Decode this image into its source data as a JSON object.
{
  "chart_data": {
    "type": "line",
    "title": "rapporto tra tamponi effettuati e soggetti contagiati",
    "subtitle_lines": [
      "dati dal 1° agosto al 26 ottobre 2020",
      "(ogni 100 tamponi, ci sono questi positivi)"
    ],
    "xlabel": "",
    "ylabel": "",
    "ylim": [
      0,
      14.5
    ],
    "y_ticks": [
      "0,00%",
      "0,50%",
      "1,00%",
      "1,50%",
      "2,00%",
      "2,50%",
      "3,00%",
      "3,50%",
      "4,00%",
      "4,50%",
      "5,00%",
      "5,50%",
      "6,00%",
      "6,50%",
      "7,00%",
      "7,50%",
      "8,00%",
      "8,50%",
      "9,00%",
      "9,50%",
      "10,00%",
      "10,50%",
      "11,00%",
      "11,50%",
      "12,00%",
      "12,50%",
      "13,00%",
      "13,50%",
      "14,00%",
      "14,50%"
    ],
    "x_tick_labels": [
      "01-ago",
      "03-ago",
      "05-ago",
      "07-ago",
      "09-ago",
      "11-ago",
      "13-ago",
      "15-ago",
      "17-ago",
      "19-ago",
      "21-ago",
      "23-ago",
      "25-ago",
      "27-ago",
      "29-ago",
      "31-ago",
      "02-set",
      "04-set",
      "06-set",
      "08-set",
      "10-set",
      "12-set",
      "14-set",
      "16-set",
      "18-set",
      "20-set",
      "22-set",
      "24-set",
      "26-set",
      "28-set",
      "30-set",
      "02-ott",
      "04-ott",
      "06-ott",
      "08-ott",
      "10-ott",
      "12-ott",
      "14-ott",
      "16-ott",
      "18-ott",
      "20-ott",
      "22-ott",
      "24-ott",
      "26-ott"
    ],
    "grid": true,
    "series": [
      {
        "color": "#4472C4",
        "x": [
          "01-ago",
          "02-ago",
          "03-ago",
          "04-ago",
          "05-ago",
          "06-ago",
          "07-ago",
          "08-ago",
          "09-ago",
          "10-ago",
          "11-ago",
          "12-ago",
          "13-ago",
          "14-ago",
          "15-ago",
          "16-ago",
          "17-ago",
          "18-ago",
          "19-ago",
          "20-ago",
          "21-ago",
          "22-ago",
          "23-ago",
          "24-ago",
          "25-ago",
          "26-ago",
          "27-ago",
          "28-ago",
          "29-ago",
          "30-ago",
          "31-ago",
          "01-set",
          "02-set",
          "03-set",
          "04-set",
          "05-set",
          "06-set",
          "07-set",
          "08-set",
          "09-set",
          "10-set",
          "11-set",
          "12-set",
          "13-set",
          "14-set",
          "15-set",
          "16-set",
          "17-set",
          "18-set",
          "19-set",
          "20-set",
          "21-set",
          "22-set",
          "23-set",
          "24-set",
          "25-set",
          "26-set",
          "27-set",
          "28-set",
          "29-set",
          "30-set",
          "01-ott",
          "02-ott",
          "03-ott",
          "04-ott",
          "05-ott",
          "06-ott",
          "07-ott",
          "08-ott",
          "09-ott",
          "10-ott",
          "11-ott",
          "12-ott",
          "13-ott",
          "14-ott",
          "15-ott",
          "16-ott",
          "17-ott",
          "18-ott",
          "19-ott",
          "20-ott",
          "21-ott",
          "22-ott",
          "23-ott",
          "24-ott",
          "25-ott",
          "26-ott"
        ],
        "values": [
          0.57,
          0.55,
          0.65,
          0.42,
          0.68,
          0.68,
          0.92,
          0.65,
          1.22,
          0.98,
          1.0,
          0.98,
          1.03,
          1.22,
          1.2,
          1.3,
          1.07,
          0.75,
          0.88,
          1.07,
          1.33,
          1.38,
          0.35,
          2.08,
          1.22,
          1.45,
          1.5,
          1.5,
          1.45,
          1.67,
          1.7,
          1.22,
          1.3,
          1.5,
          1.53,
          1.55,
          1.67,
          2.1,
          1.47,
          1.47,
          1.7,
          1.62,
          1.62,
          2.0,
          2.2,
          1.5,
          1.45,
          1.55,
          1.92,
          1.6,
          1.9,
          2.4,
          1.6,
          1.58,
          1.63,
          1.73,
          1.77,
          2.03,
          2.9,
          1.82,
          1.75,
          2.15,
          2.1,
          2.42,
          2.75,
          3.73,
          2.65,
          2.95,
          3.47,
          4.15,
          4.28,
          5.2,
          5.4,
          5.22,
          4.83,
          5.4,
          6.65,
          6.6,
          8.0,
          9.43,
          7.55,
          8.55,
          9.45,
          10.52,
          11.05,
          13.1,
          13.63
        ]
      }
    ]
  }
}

## Short task
Above are lines of data; state how many of them contain the word "tamponi", with no other output.

## Task response
2